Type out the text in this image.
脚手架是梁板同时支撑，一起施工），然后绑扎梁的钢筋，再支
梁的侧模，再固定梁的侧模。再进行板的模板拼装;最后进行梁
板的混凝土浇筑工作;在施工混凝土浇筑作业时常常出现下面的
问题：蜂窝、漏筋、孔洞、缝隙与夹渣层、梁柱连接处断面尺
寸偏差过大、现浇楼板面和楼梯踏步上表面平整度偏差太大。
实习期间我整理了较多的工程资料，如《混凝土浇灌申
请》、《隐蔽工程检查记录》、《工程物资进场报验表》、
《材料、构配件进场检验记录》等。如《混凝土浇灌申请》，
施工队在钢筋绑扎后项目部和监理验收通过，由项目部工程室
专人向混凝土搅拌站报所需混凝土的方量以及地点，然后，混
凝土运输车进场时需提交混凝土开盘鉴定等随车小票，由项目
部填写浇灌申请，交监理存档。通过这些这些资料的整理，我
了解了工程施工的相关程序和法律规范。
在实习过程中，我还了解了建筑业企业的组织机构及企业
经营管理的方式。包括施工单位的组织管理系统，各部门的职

------------

- **TASK GOAL**: All of the data needs to be reproduced exactly, with no line missing.

- **FINAL ANSWER**:
Type out the text in this image.
脚手架是梁板同时支撑，一起施工），然后绑扎梁的钢筋，再支
梁的侧模，再固定梁的侧模。再进行板的模板拼装;最后进行梁
板的混凝土浇筑工作;在施工混凝土浇筑作业时常常出现下面的
问题：蜂窝、漏筋、孔洞、缝隙与夹渣层、梁柱连接处断面尺
寸偏差过大、现浇楼板面和楼梯踏步上表面平整度偏差太大。
实习期间我整理了较多的工程资料，如《混凝土浇灌申
请》、《隐蔽工程检查记录》、《工程物资进场报验表》、
《材料、构配件进场检验记录》等。如《混凝土浇灌申请》，
施工队在钢筋绑扎后项目部和监理验收通过，由项目部工程室
专人向混凝土搅拌站报所需混凝土的方量以及地点，然后，混
凝土运输车进场时需提交混凝土开盘鉴定等随车小票，由项目
部填写浇灌申请，交监理存档。通过这些这些资料的整理，我
了解了工程施工的相关程序和法律规范。
在实习过程中，我还了解了建筑业企业的组织机构及企业
经营管理的方式。包括施工单位的组织管理系统，各部门的职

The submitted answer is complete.